Start of THE INPUT

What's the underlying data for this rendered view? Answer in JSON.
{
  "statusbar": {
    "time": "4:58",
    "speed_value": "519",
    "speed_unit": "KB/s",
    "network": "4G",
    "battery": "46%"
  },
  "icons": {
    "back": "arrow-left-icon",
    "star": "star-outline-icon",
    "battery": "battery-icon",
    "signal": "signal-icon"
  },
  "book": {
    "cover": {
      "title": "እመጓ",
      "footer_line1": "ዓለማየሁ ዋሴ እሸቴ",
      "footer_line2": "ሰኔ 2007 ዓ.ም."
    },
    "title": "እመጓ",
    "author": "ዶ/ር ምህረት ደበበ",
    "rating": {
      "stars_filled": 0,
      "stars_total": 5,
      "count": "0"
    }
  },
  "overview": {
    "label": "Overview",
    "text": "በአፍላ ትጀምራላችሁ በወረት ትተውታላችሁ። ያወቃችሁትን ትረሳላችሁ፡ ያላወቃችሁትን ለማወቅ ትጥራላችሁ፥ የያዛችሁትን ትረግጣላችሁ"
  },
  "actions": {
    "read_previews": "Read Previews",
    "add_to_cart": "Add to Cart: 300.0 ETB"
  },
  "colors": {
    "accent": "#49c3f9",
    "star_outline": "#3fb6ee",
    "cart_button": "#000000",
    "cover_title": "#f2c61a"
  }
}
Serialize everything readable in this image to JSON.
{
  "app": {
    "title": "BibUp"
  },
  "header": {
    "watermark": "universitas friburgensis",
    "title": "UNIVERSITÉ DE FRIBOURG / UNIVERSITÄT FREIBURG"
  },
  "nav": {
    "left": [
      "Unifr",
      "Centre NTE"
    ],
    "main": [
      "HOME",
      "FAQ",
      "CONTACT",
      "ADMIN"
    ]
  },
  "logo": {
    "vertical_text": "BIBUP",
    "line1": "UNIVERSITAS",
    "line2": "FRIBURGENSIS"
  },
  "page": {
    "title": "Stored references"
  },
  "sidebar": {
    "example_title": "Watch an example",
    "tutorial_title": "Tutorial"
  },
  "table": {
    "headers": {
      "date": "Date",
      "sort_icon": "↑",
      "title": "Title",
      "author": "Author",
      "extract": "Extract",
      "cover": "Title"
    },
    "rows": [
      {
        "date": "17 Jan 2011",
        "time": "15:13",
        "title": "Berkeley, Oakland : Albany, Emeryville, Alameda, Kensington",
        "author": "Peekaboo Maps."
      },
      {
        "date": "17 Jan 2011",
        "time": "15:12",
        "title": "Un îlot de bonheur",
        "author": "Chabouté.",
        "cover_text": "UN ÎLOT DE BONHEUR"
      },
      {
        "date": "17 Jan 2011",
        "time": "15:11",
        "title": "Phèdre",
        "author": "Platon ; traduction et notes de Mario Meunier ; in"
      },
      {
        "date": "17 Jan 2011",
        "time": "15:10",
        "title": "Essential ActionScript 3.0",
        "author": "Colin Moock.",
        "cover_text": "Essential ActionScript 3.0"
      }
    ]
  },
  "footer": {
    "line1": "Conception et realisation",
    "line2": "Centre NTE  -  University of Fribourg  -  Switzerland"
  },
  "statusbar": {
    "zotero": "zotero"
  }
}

End of THE INPUT

TASK:
Retype the entries exactly, including every line.

EXERCISE RESULT:
What's the underlying data for this rendered view? Answer in JSON.
{
  "statusbar": {
    "time": "4:58",
    "speed_value": "519",
    "speed_unit": "KB/s",
    "network": "4G",
    "battery": "46%"
  },
  "icons": {
    "back": "arrow-left-icon",
    "star": "star-outline-icon",
    "battery": "battery-icon",
    "signal": "signal-icon"
  },
  "book": {
    "cover": {
      "title": "እመጓ",
      "footer_line1": "ዓለማየሁ ዋሴ እሸቴ",
      "footer_line2": "ሰኔ 2007 ዓ.ም."
    },
    "title": "እመጓ",
    "author": "ዶ/ር ምህረት ደበበ",
    "rating": {
      "stars_filled": 0,
      "stars_total": 5,
      "count": "0"
    }
  },
  "overview": {
    "label": "Overview",
    "text": "በአፍላ ትጀምራላችሁ በወረት ትተውታላችሁ። ያወቃችሁትን ትረሳላችሁ፡ ያላወቃችሁትን ለማወቅ ትጥራላችሁ፥ የያዛችሁትን ትረግጣላችሁ"
  },
  "actions": {
    "read_previews": "Read Previews",
    "add_to_cart": "Add to Cart: 300.0 ETB"
  },
  "colors": {
    "accent": "#49c3f9",
    "star_outline": "#3fb6ee",
    "cart_button": "#000000",
    "cover_title": "#f2c61a"
  }
}
Serialize everything readable in this image to JSON.
{
  "app": {
    "title": "BibUp"
  },
  "header": {
    "watermark": "universitas friburgensis",
    "title": "UNIVERSITÉ DE FRIBOURG / UNIVERSITÄT FREIBURG"
  },
  "nav": {
    "left": [
      "Unifr",
      "Centre NTE"
    ],
    "main": [
      "HOME",
      "FAQ",
      "CONTACT",
      "ADMIN"
    ]
  },
  "logo": {
    "vertical_text": "BIBUP",
    "line1": "UNIVERSITAS",
    "line2": "FRIBURGENSIS"
  },
  "page": {
    "title": "Stored references"
  },
  "sidebar": {
    "example_title": "Watch an example",
    "tutorial_title": "Tutorial"
  },
  "table": {
    "headers": {
      "date": "Date",
      "sort_icon": "↑",
      "title": "Title",
      "author": "Author",
      "extract": "Extract",
      "cover": "Title"
    },
    "rows": [
      {
        "date": "17 Jan 2011",
        "time": "15:13",
        "title": "Berkeley, Oakland : Albany, Emeryville, Alameda, Kensington",
        "author": "Peekaboo Maps."
      },
      {
        "date": "17 Jan 2011",
        "time": "15:12",
        "title": "Un îlot de bonheur",
        "author": "Chabouté.",
        "cover_text": "UN ÎLOT DE BONHEUR"
      },
      {
        "date": "17 Jan 2011",
        "time": "15:11",
        "title": "Phèdre",
        "author": "Platon ; traduction et notes de Mario Meunier ; in"
      },
      {
        "date": "17 Jan 2011",
        "time": "15:10",
        "title": "Essential ActionScript 3.0",
        "author": "Colin Moock.",
        "cover_text": "Essential ActionScript 3.0"
      }
    ]
  },
  "footer": {
    "line1": "Conception et realisation",
    "line2": "Centre NTE  -  University of Fribourg  -  Switzerland"
  },
  "statusbar": {
    "zotero": "zotero"
  }
}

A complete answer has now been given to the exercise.